**Material for this task:**
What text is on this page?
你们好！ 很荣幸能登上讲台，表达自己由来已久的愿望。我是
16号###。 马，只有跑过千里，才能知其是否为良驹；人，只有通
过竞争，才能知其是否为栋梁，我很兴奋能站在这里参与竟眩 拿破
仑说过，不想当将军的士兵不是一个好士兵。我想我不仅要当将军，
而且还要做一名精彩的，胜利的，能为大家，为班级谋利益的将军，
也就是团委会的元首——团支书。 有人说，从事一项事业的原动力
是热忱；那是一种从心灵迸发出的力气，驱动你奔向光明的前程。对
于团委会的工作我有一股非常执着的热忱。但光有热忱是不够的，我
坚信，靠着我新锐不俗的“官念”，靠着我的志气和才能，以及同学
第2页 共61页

**Job:** Retype all the material above precisely, with no line left out.

**Response to this exercise:**
What text is on this page?
你们好！ 很荣幸能登上讲台，表达自己由来已久的愿望。我是
16号###。 马，只有跑过千里，才能知其是否为良驹；人，只有通
过竞争，才能知其是否为栋梁，我很兴奋能站在这里参与竟眩 拿破
仑说过，不想当将军的士兵不是一个好士兵。我想我不仅要当将军，
而且还要做一名精彩的，胜利的，能为大家，为班级谋利益的将军，
也就是团委会的元首——团支书。 有人说，从事一项事业的原动力
是热忱；那是一种从心灵迸发出的力气，驱动你奔向光明的前程。对
于团委会的工作我有一股非常执着的热忱。但光有热忱是不够的，我
坚信，靠着我新锐不俗的“官念”，靠着我的志气和才能，以及同学
第2页 共61页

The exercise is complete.